Required task:
In how many lines of the data does the word "VitD" appear? Give the number by itself.

Exercise data:
^^^^^^^^^^^^^^^^
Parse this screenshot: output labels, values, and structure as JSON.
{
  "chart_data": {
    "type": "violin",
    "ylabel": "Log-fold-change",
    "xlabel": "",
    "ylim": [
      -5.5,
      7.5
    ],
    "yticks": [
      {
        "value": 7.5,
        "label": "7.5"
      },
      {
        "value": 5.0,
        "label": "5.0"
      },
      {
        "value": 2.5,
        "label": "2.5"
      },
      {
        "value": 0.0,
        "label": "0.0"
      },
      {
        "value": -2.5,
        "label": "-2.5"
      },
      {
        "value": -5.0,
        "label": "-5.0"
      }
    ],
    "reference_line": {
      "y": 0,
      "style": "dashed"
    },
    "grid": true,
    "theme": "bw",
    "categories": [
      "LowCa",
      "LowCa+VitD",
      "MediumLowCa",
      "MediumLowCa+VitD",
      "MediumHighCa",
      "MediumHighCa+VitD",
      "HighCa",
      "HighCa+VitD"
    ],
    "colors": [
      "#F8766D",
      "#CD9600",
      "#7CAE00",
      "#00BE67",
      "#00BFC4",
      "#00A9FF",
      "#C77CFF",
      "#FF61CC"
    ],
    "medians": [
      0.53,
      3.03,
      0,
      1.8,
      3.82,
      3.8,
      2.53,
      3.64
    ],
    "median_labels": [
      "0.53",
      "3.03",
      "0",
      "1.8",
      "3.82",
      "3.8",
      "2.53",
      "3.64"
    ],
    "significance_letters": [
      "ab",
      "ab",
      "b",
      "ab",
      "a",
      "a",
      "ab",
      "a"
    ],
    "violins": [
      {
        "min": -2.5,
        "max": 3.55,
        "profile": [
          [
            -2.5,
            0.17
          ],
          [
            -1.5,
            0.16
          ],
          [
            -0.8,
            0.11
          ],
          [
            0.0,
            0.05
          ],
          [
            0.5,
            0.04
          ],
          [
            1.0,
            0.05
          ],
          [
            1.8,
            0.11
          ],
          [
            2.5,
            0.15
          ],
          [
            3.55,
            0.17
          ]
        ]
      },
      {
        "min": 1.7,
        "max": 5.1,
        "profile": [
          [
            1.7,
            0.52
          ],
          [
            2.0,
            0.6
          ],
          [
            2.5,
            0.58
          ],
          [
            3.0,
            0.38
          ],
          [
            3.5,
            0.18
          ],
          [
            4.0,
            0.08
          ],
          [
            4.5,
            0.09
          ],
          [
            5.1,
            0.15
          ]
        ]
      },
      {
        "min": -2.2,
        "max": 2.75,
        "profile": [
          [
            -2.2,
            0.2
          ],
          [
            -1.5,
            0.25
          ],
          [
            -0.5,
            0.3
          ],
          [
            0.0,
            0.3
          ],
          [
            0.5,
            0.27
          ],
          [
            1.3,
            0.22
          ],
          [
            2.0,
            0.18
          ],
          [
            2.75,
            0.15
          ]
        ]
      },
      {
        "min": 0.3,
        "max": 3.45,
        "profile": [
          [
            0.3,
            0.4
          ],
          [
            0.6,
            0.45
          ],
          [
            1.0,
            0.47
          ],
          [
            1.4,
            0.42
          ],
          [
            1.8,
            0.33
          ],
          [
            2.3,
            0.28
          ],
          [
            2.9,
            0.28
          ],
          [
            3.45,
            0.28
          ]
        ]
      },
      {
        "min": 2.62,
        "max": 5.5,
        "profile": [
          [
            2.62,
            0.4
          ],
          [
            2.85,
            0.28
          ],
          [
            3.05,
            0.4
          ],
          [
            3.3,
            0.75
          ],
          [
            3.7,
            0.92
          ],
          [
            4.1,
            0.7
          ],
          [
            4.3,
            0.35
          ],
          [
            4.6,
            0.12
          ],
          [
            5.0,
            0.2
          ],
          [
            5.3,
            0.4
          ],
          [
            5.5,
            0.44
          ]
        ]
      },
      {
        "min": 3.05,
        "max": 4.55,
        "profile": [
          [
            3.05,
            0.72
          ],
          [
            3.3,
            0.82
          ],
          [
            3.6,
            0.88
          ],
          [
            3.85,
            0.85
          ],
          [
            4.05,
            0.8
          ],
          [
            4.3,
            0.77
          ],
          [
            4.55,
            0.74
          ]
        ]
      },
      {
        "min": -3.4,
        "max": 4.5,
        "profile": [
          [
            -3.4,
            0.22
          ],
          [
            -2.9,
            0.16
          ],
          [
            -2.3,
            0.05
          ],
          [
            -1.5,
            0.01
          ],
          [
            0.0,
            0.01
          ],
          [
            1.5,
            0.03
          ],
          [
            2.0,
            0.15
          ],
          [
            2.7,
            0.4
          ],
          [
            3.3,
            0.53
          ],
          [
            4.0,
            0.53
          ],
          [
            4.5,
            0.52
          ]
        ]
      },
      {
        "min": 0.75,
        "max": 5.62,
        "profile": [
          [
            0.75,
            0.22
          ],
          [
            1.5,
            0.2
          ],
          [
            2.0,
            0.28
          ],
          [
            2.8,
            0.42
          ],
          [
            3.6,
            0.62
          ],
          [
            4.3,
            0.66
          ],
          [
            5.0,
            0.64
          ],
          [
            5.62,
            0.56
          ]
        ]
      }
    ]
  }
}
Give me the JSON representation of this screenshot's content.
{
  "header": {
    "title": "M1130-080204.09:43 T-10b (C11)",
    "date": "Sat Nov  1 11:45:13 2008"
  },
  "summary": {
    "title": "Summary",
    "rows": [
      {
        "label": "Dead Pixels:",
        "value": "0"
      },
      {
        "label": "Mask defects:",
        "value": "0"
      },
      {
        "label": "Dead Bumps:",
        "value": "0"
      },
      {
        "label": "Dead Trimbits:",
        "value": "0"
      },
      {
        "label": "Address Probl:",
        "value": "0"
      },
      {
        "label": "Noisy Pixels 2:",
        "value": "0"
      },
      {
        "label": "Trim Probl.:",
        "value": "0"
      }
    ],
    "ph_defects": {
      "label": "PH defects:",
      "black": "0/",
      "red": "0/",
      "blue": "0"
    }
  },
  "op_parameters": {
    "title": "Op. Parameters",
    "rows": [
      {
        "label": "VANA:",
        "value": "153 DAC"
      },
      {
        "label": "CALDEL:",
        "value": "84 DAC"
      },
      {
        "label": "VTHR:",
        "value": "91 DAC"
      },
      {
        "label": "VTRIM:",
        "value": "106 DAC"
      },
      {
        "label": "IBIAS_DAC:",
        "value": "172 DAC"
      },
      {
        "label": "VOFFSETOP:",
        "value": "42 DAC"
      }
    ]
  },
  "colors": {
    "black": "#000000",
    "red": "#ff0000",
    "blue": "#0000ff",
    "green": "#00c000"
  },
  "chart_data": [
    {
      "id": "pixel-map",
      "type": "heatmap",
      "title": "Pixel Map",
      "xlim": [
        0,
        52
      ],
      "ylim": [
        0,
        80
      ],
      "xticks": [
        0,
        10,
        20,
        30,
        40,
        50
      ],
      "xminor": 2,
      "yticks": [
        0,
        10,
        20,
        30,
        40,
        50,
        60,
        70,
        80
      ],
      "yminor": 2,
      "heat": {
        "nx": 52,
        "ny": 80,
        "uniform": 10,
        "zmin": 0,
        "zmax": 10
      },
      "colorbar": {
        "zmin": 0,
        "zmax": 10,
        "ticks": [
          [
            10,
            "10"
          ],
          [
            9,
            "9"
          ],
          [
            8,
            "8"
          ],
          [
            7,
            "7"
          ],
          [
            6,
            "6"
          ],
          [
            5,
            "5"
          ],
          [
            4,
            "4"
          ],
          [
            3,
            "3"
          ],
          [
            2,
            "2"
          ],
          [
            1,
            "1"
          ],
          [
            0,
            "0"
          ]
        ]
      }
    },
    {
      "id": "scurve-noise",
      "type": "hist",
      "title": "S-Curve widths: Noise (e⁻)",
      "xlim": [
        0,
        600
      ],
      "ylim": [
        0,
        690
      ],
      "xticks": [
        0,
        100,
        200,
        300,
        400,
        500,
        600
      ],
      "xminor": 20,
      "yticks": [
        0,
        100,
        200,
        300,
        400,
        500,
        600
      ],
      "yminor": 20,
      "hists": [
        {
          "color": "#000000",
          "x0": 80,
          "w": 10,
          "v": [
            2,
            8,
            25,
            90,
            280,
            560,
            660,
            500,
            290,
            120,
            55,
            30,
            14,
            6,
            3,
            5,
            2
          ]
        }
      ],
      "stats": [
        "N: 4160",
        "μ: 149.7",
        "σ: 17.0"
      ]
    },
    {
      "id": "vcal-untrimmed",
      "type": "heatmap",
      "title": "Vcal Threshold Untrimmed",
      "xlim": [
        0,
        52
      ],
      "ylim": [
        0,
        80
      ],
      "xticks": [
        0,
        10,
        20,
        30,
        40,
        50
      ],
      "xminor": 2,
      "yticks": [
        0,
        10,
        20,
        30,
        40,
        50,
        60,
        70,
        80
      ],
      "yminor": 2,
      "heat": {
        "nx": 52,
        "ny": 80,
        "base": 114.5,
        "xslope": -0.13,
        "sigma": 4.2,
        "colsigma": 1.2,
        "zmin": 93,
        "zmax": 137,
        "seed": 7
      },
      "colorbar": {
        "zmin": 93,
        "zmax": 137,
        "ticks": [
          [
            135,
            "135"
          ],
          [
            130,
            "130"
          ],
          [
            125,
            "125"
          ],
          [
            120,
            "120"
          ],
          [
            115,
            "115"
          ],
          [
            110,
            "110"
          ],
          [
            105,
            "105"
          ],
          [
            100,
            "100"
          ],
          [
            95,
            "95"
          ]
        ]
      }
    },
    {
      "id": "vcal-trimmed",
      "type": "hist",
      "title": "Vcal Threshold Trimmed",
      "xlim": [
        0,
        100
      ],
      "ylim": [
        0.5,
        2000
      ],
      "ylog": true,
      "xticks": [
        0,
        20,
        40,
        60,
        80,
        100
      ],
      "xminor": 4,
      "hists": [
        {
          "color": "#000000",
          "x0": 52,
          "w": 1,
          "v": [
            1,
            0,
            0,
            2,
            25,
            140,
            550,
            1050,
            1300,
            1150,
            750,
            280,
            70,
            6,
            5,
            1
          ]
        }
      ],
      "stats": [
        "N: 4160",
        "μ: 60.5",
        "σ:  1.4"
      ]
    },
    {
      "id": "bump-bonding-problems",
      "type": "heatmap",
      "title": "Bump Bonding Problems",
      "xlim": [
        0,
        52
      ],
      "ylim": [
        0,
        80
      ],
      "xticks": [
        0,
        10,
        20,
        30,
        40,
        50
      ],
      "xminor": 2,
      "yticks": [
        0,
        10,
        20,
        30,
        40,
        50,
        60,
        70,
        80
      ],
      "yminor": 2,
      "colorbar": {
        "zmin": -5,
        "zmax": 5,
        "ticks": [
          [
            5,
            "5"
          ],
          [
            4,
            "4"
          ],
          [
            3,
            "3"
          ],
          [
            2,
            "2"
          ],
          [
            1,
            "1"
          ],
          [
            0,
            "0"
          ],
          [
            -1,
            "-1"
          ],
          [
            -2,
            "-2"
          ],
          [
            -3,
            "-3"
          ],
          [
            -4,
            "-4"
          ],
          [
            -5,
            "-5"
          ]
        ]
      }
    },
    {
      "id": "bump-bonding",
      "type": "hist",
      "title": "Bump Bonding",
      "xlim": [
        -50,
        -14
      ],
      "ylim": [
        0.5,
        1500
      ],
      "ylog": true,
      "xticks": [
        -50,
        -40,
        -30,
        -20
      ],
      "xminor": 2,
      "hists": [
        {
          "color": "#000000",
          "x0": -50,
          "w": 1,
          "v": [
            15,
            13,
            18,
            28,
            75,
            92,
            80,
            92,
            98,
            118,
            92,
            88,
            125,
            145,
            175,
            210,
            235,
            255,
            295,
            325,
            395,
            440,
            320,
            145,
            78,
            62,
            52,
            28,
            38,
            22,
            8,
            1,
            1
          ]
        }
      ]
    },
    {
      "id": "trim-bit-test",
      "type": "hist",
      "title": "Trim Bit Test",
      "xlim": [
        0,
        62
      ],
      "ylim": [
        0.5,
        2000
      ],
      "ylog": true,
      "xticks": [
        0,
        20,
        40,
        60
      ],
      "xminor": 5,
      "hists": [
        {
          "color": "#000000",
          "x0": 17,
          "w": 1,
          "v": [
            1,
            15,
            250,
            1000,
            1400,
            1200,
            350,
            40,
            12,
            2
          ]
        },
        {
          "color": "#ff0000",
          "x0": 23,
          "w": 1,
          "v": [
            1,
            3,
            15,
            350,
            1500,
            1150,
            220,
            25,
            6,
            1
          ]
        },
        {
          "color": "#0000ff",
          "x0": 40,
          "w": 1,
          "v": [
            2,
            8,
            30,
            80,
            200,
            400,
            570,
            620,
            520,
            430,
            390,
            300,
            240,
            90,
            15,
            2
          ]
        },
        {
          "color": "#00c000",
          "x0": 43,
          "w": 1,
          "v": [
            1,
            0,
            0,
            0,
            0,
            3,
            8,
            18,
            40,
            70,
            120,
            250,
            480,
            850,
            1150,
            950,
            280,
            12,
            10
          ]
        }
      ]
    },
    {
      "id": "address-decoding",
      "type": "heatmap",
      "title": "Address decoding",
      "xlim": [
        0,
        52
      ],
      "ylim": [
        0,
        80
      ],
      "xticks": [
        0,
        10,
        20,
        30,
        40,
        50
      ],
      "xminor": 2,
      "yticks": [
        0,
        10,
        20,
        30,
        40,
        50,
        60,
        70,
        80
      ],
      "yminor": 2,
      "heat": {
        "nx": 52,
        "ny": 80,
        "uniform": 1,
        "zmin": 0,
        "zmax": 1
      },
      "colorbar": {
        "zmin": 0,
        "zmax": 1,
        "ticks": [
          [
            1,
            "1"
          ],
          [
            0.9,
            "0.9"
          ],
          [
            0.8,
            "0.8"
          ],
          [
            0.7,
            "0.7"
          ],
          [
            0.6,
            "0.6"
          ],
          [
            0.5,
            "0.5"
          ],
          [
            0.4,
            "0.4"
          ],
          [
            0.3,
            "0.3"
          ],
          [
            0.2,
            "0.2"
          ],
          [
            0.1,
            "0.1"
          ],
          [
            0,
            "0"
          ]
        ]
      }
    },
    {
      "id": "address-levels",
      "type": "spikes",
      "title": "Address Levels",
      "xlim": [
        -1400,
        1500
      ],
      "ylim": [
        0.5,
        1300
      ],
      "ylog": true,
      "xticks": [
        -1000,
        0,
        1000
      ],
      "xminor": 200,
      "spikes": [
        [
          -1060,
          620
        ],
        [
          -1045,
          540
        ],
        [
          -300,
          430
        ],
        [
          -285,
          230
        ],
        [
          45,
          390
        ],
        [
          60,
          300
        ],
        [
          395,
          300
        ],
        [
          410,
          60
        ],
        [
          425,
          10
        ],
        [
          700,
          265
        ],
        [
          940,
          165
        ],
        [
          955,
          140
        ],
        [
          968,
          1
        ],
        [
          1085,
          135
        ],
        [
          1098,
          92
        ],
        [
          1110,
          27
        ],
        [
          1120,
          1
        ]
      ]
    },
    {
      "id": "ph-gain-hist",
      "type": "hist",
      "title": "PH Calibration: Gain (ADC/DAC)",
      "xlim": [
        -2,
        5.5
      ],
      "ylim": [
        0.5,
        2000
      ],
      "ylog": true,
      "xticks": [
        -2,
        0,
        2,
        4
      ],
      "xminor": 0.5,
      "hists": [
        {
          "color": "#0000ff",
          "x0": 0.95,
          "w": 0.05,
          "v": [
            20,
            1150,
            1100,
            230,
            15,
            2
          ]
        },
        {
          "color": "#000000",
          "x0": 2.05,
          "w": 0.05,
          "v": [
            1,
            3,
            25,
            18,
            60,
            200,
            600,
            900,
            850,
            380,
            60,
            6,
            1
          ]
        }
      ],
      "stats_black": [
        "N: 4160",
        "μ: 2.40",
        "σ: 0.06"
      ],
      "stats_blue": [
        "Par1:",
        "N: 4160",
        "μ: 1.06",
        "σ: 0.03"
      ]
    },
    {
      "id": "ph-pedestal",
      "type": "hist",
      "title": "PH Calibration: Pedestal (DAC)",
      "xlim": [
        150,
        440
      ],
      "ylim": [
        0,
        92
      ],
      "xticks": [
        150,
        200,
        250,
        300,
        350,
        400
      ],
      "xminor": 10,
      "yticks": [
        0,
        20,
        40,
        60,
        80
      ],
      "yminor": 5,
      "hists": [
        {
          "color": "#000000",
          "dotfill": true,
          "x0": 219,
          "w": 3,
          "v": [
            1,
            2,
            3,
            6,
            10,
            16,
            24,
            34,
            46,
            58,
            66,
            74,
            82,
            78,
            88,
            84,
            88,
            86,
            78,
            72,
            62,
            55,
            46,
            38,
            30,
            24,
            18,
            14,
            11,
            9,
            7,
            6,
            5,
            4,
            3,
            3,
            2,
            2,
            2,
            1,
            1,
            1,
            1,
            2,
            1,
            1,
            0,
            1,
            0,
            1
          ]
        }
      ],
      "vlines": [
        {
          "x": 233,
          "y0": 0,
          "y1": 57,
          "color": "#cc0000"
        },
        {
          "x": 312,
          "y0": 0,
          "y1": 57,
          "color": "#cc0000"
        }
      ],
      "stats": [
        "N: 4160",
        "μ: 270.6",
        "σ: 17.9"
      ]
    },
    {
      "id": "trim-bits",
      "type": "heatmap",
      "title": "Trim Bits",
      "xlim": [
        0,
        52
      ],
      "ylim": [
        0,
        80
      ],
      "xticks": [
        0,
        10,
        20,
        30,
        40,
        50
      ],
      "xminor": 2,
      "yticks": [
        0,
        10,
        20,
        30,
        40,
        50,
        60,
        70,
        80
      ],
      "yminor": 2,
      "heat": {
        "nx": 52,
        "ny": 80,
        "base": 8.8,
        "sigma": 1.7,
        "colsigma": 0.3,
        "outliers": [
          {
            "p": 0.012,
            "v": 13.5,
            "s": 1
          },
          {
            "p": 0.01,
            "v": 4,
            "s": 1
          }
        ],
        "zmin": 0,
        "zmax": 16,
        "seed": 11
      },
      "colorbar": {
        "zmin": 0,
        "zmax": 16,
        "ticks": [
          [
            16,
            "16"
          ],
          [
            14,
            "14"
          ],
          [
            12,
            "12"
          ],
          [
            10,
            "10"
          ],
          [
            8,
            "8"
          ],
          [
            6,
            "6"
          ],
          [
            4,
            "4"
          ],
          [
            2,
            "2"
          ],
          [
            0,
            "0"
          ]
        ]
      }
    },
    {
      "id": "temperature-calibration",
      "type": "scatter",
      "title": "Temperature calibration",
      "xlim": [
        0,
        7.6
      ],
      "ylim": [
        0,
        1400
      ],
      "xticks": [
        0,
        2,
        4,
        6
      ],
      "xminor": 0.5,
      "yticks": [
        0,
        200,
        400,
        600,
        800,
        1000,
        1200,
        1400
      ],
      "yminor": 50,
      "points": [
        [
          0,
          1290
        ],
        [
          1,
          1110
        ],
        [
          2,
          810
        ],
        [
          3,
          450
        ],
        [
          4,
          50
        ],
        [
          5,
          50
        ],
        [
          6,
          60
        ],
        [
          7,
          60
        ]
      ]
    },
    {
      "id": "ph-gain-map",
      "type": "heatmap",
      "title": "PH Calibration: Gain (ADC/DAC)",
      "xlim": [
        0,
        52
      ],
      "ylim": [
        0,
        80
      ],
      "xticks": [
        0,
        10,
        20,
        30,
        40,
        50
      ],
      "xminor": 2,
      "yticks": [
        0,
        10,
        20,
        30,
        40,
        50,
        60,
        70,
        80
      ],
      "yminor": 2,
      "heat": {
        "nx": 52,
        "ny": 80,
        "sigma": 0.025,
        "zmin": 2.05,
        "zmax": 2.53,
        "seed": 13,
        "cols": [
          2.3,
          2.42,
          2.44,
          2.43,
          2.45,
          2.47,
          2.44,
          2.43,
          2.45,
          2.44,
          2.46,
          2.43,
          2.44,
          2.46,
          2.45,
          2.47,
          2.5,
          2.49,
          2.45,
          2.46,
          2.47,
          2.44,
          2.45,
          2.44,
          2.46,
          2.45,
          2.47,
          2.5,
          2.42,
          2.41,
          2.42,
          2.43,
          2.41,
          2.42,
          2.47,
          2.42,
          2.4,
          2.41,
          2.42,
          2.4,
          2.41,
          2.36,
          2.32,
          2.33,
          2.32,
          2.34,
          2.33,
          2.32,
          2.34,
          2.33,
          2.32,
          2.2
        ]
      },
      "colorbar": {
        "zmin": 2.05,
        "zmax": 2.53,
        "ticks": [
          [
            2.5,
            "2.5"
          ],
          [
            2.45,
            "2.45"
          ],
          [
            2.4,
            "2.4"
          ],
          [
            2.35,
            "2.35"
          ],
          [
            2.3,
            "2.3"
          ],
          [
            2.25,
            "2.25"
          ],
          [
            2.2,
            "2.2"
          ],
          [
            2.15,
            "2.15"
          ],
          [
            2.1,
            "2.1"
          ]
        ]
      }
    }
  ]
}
^^^^^^^^^^^^^^^^
In response:
4